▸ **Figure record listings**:
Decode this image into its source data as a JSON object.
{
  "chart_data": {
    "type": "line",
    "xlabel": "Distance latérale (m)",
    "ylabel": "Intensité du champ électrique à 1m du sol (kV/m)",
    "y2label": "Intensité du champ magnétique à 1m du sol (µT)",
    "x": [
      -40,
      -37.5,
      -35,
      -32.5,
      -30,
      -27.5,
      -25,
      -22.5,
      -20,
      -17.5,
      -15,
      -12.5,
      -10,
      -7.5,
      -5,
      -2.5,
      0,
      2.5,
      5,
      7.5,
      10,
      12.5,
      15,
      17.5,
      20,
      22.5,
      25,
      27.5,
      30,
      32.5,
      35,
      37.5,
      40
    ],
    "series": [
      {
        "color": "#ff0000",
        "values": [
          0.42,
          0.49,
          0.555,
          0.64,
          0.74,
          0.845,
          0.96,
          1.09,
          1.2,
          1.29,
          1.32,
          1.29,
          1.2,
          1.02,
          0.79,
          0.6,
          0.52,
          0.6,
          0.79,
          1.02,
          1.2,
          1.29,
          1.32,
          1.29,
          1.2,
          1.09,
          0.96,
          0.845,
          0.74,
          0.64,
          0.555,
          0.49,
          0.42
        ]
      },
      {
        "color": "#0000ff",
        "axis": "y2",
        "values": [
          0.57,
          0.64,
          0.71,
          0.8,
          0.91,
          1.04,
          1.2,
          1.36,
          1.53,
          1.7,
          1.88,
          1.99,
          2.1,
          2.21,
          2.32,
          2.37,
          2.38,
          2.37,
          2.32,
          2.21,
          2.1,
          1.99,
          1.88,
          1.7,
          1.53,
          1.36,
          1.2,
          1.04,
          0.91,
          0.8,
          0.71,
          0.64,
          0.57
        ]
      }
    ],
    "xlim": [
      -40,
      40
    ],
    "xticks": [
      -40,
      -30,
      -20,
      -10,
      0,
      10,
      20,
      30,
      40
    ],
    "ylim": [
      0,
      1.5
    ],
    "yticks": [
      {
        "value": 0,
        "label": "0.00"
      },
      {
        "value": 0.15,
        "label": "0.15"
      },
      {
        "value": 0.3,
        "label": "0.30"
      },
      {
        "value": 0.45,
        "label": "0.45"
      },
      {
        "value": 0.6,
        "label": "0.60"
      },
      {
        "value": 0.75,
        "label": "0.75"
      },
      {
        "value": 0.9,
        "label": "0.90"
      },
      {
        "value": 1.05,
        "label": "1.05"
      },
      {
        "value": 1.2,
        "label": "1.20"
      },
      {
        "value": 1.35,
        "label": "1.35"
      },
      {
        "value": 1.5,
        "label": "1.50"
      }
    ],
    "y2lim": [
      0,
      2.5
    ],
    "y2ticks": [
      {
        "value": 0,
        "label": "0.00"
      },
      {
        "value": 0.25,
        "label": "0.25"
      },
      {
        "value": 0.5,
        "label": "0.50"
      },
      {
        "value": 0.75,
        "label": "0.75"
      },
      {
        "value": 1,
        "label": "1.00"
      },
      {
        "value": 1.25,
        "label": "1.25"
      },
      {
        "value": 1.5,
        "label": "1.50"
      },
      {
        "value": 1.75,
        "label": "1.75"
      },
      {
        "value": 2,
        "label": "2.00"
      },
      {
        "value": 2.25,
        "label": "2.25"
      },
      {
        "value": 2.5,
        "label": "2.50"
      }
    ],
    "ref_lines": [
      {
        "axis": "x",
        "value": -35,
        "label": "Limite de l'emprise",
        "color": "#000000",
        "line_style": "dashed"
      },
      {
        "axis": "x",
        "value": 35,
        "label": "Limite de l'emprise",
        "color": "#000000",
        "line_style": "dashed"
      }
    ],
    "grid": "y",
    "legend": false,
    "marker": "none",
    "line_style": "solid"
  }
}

▸ **Problem to solve**:
In the listing, find each line with the string "Intensité" and copy it.

▸ **Answer to this exercise**:
    "ylabel": "Intensité du champ électrique à 1m du sol (kV/m)",
    "y2label": "Intensité du champ magnétique à 1m du sol (µT)",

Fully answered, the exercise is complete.